INSTRUCTIONS TO FOLLOW:
Return the records exactly as they are.
_____
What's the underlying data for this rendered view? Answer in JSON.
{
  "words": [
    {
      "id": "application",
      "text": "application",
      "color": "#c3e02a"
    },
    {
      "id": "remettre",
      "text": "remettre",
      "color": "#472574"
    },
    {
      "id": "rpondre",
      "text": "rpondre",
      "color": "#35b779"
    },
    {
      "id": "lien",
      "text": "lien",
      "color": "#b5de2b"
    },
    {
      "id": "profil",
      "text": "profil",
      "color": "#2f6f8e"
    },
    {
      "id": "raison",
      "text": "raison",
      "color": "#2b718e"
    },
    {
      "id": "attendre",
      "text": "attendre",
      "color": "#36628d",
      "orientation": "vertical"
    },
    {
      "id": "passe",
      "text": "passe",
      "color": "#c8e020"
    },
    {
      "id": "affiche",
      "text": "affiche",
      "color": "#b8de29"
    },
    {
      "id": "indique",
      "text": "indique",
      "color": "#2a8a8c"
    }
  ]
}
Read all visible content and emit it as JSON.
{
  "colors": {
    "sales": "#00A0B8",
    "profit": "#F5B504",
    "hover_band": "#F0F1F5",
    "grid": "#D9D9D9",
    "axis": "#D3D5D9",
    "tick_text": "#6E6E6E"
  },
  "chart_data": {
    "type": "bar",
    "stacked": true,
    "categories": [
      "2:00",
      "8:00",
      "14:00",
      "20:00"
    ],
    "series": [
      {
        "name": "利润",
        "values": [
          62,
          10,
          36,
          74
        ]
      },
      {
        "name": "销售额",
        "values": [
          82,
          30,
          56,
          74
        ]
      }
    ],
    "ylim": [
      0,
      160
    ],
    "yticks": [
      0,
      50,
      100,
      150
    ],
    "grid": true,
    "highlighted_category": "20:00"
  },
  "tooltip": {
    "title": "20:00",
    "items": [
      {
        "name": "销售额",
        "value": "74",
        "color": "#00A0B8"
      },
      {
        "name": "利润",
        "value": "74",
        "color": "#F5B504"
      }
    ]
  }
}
_____
TASK OUTPUT:
What's the underlying data for this rendered view? Answer in JSON.
{
  "words": [
    {
      "id": "application",
      "text": "application",
      "color": "#c3e02a"
    },
    {
      "id": "remettre",
      "text": "remettre",
      "color": "#472574"
    },
    {
      "id": "rpondre",
      "text": "rpondre",
      "color": "#35b779"
    },
    {
      "id": "lien",
      "text": "lien",
      "color": "#b5de2b"
    },
    {
      "id": "profil",
      "text": "profil",
      "color": "#2f6f8e"
    },
    {
      "id": "raison",
      "text": "raison",
      "color": "#2b718e"
    },
    {
      "id": "attendre",
      "text": "attendre",
      "color": "#36628d",
      "orientation": "vertical"
    },
    {
      "id": "passe",
      "text": "passe",
      "color": "#c8e020"
    },
    {
      "id": "affiche",
      "text": "affiche",
      "color": "#b8de29"
    },
    {
      "id": "indique",
      "text": "indique",
      "color": "#2a8a8c"
    }
  ]
}
Read all visible content and emit it as JSON.
{
  "colors": {
    "sales": "#00A0B8",
    "profit": "#F5B504",
    "hover_band": "#F0F1F5",
    "grid": "#D9D9D9",
    "axis": "#D3D5D9",
    "tick_text": "#6E6E6E"
  },
  "chart_data": {
    "type": "bar",
    "stacked": true,
    "categories": [
      "2:00",
      "8:00",
      "14:00",
      "20:00"
    ],
    "series": [
      {
        "name": "利润",
        "values": [
          62,
          10,
          36,
          74
        ]
      },
      {
        "name": "销售额",
        "values": [
          82,
          30,
          56,
          74
        ]
      }
    ],
    "ylim": [
      0,
      160
    ],
    "yticks": [
      0,
      50,
      100,
      150
    ],
    "grid": true,
    "highlighted_category": "20:00"
  },
  "tooltip": {
    "title": "20:00",
    "items": [
      {
        "name": "销售额",
        "value": "74",
        "color": "#00A0B8"
      },
      {
        "name": "利润",
        "value": "74",
        "color": "#F5B504"
      }
    ]
  }
}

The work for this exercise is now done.